Task statement: Show all lines that include the string "pájených"; copy each one.

Task data:

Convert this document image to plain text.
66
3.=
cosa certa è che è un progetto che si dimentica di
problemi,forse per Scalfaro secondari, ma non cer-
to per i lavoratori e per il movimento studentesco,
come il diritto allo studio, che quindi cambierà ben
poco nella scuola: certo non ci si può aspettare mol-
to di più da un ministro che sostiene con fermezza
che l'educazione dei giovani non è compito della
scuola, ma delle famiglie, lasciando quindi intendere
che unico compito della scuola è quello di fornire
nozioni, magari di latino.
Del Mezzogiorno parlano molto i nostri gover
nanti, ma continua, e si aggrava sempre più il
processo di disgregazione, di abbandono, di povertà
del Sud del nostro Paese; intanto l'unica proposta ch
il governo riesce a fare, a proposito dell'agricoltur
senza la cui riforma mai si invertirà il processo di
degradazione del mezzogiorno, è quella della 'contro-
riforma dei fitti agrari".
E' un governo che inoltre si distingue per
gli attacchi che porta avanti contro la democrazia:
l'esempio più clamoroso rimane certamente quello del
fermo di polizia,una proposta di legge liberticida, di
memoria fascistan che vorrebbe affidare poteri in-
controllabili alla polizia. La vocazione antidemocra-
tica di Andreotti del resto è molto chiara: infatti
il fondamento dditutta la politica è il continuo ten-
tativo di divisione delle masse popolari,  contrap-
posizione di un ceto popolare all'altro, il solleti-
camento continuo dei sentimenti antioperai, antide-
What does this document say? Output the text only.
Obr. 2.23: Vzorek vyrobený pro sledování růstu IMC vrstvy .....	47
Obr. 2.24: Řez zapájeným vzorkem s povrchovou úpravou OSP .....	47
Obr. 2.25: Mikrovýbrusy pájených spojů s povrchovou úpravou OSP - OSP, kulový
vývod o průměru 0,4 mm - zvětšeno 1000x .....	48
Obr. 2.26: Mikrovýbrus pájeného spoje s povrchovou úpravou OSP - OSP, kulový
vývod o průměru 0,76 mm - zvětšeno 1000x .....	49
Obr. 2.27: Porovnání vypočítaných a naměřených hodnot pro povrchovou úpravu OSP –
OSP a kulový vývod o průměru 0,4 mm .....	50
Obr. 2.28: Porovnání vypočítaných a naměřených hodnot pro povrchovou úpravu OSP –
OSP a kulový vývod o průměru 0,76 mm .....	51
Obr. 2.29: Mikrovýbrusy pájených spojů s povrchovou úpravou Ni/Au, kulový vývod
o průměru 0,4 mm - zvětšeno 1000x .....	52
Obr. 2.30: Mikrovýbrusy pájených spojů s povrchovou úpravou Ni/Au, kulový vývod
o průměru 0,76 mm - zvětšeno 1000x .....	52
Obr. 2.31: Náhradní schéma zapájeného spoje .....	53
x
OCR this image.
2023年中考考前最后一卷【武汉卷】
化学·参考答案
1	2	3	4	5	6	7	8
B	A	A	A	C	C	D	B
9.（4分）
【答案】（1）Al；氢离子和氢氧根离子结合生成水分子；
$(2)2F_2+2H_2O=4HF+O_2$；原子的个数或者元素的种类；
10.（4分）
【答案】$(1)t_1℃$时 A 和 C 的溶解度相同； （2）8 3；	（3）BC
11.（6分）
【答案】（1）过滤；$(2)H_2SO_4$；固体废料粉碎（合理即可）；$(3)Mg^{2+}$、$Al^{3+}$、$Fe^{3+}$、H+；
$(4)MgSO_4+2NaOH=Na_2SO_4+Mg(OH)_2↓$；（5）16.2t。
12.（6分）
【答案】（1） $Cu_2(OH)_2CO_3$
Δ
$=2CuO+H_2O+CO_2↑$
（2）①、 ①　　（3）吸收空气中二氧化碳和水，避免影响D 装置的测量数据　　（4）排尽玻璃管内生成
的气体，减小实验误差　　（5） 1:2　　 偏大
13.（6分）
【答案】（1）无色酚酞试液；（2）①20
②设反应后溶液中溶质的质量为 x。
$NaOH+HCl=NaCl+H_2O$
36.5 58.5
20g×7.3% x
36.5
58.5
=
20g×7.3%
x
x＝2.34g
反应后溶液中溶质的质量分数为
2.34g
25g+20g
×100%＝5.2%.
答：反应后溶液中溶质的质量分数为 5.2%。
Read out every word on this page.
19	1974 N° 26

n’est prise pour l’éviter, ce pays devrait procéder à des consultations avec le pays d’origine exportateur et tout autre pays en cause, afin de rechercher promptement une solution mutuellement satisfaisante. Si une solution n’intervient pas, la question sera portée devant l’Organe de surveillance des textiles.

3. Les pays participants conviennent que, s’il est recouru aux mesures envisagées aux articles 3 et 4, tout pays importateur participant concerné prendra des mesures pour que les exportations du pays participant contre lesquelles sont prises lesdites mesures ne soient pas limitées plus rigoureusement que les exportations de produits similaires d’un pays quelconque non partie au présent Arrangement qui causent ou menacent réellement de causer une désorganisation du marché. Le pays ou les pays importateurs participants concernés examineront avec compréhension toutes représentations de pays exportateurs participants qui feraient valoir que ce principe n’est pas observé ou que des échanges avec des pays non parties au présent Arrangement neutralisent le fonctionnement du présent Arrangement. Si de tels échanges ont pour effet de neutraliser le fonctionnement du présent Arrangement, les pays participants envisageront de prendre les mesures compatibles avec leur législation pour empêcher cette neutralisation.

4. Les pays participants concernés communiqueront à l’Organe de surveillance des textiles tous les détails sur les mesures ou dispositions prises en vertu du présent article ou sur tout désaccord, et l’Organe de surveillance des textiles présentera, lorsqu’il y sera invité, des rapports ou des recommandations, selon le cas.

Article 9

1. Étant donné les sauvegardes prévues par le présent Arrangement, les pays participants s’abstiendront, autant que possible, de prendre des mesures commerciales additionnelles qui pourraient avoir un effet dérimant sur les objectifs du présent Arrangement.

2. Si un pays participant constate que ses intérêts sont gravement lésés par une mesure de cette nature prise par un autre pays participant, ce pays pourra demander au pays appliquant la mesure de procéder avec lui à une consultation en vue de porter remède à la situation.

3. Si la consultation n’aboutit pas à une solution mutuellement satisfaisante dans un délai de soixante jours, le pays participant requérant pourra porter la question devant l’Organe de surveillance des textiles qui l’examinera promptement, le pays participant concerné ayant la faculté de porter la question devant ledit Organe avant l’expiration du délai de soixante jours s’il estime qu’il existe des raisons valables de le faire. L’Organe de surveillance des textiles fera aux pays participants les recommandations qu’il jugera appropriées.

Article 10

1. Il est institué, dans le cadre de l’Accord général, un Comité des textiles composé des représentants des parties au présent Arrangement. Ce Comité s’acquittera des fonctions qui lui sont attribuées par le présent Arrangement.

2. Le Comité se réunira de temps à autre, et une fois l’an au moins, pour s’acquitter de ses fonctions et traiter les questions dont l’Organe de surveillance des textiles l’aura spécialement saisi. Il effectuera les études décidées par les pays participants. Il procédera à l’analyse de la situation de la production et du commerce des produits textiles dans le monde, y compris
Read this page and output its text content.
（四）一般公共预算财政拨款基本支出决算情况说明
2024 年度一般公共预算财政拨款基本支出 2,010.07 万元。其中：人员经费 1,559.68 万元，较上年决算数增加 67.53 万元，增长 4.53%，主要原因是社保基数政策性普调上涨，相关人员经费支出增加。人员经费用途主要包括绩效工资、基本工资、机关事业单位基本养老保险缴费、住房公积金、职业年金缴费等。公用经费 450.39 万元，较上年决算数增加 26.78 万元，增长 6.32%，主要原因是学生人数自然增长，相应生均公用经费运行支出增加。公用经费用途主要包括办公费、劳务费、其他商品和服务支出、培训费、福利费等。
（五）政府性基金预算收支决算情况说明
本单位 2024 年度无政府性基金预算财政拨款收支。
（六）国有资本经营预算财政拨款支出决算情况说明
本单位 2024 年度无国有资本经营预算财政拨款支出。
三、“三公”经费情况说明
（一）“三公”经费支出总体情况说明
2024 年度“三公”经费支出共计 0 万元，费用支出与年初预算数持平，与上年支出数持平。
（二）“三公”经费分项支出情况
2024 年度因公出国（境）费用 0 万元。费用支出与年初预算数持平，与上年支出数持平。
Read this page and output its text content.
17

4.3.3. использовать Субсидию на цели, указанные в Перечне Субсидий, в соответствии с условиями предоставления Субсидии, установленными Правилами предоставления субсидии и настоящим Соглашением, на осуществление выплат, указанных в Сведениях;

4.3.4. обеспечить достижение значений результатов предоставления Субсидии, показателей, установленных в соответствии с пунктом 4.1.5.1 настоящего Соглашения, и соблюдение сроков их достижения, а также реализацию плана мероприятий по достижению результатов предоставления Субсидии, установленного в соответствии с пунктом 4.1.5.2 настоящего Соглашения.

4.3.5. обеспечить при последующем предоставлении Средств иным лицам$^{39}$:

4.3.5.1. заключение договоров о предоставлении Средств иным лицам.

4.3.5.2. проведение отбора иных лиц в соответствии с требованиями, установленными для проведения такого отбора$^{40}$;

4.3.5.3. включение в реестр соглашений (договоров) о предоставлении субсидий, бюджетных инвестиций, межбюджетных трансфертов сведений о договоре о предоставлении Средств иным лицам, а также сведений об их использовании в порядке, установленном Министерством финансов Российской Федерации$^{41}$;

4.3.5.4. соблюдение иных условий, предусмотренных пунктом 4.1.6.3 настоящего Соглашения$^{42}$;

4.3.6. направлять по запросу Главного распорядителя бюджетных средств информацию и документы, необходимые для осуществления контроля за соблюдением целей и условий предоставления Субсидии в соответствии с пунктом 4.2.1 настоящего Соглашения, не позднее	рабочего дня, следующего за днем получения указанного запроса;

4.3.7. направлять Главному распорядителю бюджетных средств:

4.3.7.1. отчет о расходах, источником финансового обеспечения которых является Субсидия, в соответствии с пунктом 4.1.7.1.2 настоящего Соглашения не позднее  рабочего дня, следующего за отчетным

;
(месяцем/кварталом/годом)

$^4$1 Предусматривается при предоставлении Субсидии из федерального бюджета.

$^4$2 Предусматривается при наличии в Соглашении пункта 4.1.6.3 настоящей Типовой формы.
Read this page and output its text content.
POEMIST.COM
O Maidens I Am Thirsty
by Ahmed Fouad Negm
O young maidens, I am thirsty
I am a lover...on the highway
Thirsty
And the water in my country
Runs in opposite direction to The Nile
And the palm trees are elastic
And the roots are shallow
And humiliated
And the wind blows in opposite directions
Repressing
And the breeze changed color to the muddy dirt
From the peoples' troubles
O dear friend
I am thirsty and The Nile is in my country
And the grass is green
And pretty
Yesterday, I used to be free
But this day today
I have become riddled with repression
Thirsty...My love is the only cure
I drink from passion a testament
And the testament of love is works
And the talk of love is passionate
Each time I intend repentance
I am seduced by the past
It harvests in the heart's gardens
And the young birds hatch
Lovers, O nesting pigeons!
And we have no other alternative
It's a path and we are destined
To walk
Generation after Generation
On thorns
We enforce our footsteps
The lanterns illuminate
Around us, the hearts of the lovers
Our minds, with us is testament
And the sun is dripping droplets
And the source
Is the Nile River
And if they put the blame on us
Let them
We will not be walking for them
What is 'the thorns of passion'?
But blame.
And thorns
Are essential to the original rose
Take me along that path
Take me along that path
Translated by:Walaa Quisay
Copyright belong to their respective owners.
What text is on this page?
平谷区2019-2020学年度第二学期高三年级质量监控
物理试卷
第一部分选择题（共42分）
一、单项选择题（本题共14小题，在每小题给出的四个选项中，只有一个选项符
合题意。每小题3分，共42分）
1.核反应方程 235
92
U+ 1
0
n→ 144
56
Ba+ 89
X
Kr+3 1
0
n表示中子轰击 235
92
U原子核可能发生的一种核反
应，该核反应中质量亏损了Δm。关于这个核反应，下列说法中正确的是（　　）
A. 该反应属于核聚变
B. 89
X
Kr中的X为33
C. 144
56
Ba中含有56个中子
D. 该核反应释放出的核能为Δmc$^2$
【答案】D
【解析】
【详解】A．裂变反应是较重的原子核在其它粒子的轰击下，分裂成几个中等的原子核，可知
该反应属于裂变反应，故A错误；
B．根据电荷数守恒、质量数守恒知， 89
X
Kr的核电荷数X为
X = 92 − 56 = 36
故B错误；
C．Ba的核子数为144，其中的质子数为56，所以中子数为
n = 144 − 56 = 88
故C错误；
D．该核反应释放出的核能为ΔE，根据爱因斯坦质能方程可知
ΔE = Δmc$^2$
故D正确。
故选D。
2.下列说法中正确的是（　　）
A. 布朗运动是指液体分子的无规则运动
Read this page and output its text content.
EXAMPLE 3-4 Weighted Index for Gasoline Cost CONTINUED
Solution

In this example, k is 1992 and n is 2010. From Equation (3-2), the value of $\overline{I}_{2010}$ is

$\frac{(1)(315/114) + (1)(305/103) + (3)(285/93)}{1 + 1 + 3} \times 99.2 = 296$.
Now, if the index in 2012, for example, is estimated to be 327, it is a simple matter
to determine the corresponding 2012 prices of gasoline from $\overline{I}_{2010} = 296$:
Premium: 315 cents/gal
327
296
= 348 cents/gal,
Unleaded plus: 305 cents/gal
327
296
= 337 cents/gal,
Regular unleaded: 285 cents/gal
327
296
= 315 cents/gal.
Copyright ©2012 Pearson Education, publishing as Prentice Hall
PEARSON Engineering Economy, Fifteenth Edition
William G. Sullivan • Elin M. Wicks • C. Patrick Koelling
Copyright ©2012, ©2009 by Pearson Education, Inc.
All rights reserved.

Completed exercise:
Obr. 2.25: Mikrovýbrusy pájených spojů s povrchovou úpravou OSP - OSP, kulový
Obr. 2.29: Mikrovýbrusy pájených spojů s povrchovou úpravou Ni/Au, kulový vývod
Obr. 2.30: Mikrovýbrusy pájených spojů s povrchovou úpravou Ni/Au, kulový vývod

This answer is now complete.